> _The request_
Report each line of the data that has "title" somewhere in it.

(begin)

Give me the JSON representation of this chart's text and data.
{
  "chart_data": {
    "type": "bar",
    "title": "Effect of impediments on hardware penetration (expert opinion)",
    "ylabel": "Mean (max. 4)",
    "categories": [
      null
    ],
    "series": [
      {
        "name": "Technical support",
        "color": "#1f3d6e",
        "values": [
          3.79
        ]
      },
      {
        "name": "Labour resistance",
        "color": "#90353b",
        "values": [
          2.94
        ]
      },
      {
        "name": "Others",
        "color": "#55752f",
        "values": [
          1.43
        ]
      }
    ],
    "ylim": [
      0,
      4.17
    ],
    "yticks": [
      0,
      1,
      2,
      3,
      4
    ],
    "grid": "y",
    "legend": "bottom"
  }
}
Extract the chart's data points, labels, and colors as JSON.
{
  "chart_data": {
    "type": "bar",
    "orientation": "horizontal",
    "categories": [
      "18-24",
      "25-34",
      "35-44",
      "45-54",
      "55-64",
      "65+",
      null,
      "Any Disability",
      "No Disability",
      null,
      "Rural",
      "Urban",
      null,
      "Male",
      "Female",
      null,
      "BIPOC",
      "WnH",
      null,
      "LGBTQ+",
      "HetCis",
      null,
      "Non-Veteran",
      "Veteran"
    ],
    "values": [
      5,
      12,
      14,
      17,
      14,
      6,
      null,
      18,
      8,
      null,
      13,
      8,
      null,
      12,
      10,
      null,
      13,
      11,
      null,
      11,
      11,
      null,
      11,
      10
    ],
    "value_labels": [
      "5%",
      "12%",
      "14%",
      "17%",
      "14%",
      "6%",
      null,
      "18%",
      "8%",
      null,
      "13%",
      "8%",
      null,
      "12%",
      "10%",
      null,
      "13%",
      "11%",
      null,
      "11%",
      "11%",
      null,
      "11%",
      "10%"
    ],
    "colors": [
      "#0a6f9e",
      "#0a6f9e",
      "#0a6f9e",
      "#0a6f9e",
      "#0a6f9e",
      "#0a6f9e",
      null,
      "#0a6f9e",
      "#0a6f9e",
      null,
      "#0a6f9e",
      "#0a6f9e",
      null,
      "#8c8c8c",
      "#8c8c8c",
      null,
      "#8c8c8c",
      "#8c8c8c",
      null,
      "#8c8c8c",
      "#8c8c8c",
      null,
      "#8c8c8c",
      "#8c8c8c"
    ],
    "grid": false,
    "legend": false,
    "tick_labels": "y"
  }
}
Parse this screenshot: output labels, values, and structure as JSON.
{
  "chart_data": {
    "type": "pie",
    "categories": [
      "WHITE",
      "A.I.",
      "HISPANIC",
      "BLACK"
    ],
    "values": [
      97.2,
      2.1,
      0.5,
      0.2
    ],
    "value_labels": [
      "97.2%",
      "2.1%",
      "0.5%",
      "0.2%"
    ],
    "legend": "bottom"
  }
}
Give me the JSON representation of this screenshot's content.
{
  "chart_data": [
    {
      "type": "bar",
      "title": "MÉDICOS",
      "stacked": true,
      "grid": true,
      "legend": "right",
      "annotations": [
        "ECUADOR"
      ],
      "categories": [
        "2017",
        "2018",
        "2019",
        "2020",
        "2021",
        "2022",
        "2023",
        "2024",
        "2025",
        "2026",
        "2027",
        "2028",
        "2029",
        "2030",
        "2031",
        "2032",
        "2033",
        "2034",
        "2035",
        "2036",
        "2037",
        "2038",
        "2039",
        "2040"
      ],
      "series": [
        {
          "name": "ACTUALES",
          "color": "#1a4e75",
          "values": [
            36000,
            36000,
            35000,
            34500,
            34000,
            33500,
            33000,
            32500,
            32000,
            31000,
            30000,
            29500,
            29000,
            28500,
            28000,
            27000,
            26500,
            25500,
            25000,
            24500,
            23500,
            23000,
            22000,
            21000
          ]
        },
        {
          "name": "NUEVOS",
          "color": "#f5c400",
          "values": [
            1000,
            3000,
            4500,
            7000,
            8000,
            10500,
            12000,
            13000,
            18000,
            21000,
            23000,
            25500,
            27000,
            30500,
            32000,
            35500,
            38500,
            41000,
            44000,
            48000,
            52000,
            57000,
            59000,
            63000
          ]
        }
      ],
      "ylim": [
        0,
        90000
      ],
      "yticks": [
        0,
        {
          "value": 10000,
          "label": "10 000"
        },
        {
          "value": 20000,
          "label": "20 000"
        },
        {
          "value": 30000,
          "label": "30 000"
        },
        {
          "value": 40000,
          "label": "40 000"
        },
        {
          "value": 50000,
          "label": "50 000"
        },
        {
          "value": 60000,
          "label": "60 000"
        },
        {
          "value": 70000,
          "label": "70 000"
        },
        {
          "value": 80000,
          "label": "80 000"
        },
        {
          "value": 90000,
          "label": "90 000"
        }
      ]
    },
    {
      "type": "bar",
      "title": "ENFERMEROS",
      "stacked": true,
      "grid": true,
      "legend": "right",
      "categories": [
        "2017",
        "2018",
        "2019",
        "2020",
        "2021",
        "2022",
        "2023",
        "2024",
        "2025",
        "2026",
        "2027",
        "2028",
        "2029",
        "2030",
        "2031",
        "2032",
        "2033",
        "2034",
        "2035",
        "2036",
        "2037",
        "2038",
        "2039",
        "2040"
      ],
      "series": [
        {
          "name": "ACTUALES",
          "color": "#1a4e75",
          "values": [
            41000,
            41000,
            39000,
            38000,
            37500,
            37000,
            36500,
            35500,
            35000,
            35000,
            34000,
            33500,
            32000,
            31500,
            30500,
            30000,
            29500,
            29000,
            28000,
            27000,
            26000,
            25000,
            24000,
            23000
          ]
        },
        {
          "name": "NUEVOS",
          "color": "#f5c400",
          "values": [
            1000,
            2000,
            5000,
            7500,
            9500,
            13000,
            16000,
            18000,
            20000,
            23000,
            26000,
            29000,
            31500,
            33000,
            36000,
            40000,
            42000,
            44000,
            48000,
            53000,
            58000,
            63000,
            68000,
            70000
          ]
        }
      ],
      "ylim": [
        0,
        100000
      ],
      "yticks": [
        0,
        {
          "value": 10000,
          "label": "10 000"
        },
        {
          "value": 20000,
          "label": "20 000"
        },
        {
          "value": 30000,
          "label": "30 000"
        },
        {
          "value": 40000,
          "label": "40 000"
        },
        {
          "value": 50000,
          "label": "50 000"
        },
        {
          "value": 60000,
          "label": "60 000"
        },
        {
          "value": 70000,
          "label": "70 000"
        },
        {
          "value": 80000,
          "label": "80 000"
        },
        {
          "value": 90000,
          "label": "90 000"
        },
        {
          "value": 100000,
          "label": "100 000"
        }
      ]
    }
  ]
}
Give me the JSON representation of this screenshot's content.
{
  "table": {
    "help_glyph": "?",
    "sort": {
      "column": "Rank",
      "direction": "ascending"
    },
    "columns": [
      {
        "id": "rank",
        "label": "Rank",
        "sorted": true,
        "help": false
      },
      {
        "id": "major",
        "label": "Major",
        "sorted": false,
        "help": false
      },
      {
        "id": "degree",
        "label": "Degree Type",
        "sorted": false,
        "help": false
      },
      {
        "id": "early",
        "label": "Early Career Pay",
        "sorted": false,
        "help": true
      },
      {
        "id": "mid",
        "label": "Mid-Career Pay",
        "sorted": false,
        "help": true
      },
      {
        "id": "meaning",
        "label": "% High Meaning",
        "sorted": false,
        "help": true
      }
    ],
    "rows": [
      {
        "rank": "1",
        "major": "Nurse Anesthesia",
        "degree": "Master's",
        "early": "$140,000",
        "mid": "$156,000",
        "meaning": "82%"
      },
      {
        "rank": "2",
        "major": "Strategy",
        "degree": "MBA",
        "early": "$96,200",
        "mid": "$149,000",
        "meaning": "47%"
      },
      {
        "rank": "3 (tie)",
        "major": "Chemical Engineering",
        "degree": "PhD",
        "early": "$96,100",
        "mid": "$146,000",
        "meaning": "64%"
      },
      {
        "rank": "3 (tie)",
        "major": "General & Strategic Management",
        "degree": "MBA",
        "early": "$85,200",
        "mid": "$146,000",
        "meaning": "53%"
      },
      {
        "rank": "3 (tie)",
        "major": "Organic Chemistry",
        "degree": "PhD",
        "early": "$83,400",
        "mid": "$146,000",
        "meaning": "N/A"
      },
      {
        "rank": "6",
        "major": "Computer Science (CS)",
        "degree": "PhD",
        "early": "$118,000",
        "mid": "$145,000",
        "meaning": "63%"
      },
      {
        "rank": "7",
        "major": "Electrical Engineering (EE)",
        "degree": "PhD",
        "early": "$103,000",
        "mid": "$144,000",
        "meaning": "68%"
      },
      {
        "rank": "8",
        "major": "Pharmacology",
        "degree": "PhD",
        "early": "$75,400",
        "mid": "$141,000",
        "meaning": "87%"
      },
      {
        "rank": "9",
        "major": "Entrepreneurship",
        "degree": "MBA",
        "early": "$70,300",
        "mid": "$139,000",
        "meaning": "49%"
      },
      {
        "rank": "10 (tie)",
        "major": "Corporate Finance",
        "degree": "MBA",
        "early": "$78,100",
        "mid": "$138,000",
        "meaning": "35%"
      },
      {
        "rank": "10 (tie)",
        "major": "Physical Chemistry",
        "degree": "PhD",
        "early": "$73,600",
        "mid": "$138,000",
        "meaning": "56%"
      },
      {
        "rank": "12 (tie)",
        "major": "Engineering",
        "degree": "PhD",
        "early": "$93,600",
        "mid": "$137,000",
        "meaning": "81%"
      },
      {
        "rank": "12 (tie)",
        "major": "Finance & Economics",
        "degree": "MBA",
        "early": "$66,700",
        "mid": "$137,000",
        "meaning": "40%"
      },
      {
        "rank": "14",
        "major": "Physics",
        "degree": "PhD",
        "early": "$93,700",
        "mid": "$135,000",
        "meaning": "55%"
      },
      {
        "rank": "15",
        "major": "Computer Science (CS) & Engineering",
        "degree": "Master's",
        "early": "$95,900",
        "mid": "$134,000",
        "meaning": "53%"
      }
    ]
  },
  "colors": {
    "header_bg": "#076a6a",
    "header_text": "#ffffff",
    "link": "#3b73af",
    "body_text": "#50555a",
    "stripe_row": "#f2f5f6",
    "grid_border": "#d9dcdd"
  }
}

(end)

> _Response for this exercise_
    "title": "Effect of impediments on hardware penetration (expert opinion)",
      "title": "MÉDICOS",
      "title": "ENFERMEROS",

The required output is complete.